EXTRACTED INFORMATION:
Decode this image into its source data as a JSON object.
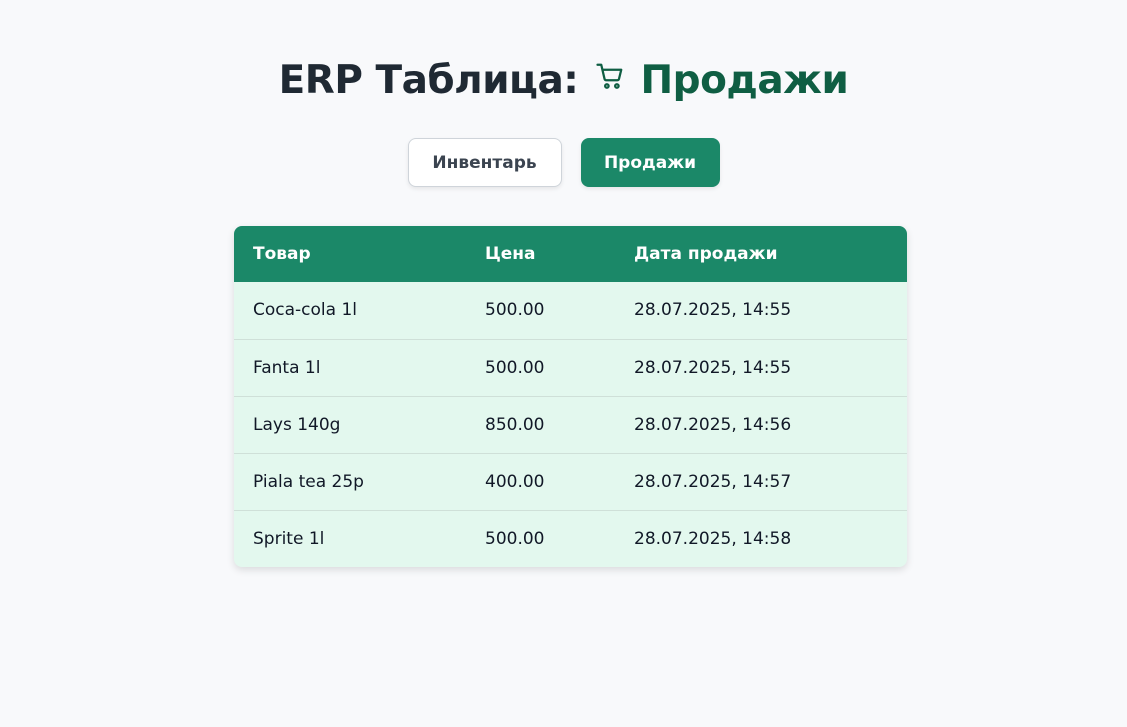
{
  "header": {
    "title_prefix": "ERP Таблица:",
    "title_section": "Продажи",
    "icon": "cart-icon"
  },
  "tabs": [
    {
      "label": "Инвентарь",
      "active": false
    },
    {
      "label": "Продажи",
      "active": true
    }
  ],
  "colors": {
    "accent": "#1b8868",
    "title_accent": "#0f5e43",
    "row_background": "#e3f8ee",
    "page_background": "#f8f9fb"
  },
  "table": {
    "columns": [
      "Товар",
      "Цена",
      "Дата продажи"
    ],
    "rows": [
      [
        "Coca-cola 1l",
        "500.00",
        "28.07.2025, 14:55"
      ],
      [
        "Fanta 1l",
        "500.00",
        "28.07.2025, 14:55"
      ],
      [
        "Lays 140g",
        "850.00",
        "28.07.2025, 14:56"
      ],
      [
        "Piala tea 25p",
        "400.00",
        "28.07.2025, 14:57"
      ],
      [
        "Sprite 1l",
        "500.00",
        "28.07.2025, 14:58"
      ]
    ]
  }
}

STATED EXERCISE: Write out every line above exactly as it is, leaving out the pictures.

WRITTEN REPLY:
Decode this image into its source data as a JSON object.
{
  "header": {
    "title_prefix": "ERP Таблица:",
    "title_section": "Продажи",
    "icon": "cart-icon"
  },
  "tabs": [
    {
      "label": "Инвентарь",
      "active": false
    },
    {
      "label": "Продажи",
      "active": true
    }
  ],
  "colors": {
    "accent": "#1b8868",
    "title_accent": "#0f5e43",
    "row_background": "#e3f8ee",
    "page_background": "#f8f9fb"
  },
  "table": {
    "columns": [
      "Товар",
      "Цена",
      "Дата продажи"
    ],
    "rows": [
      [
        "Coca-cola 1l",
        "500.00",
        "28.07.2025, 14:55"
      ],
      [
        "Fanta 1l",
        "500.00",
        "28.07.2025, 14:55"
      ],
      [
        "Lays 140g",
        "850.00",
        "28.07.2025, 14:56"
      ],
      [
        "Piala tea 25p",
        "400.00",
        "28.07.2025, 14:57"
      ],
      [
        "Sprite 1l",
        "500.00",
        "28.07.2025, 14:58"
      ]
    ]
  }
}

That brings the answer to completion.